[DATA SHOWN — start]

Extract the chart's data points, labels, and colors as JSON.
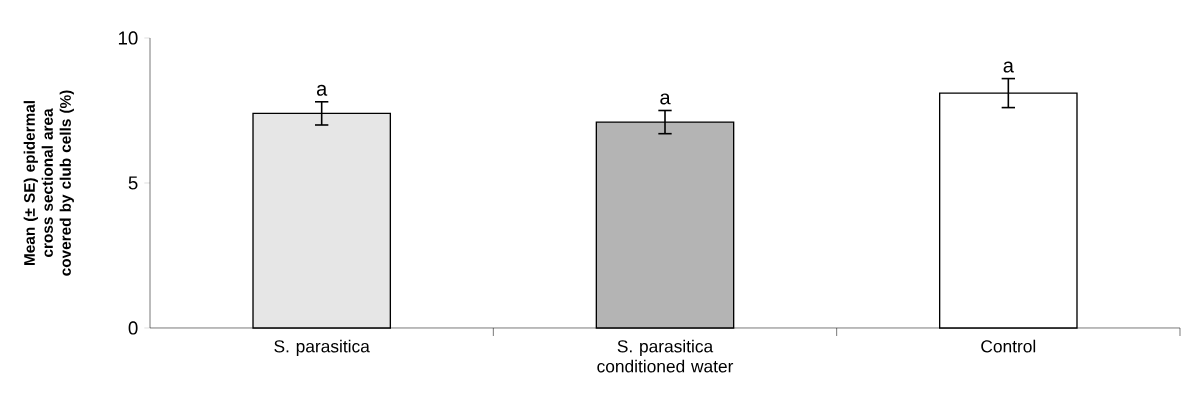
{
  "chart_data": {
    "type": "bar",
    "ylabel": "Mean (± SE) epidermal cross sectional area covered by club cells (%)",
    "categories": [
      "S. parasitica",
      "S. parasitica conditioned water",
      "Control"
    ],
    "values": [
      7.4,
      7.1,
      8.1
    ],
    "errors": [
      0.4,
      0.4,
      0.5
    ],
    "colors": [
      "#e6e6e6",
      "#b4b4b4",
      "#ffffff"
    ],
    "ylim": [
      0,
      10
    ],
    "yticks": [
      0,
      5,
      10
    ],
    "grid": false,
    "annotations": [
      {
        "text": "a",
        "x": "S. parasitica",
        "y": 7.8
      },
      {
        "text": "a",
        "x": "S. parasitica conditioned water",
        "y": 7.5
      },
      {
        "text": "a",
        "x": "Control",
        "y": 8.6
      }
    ]
  }
}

[DATA SHOWN — finish]

### PROBLEM DETAILS
Drop the images, then copy the data exactly.

### TASK RESPONSE
Extract the chart's data points, labels, and colors as JSON.
{
  "chart_data": {
    "type": "bar",
    "ylabel": "Mean (± SE) epidermal cross sectional area covered by club cells (%)",
    "categories": [
      "S. parasitica",
      "S. parasitica conditioned water",
      "Control"
    ],
    "values": [
      7.4,
      7.1,
      8.1
    ],
    "errors": [
      0.4,
      0.4,
      0.5
    ],
    "colors": [
      "#e6e6e6",
      "#b4b4b4",
      "#ffffff"
    ],
    "ylim": [
      0,
      10
    ],
    "yticks": [
      0,
      5,
      10
    ],
    "grid": false,
    "annotations": [
      {
        "text": "a",
        "x": "S. parasitica",
        "y": 7.8
      },
      {
        "text": "a",
        "x": "S. parasitica conditioned water",
        "y": 7.5
      },
      {
        "text": "a",
        "x": "Control",
        "y": 8.6
      }
    ]
  }
}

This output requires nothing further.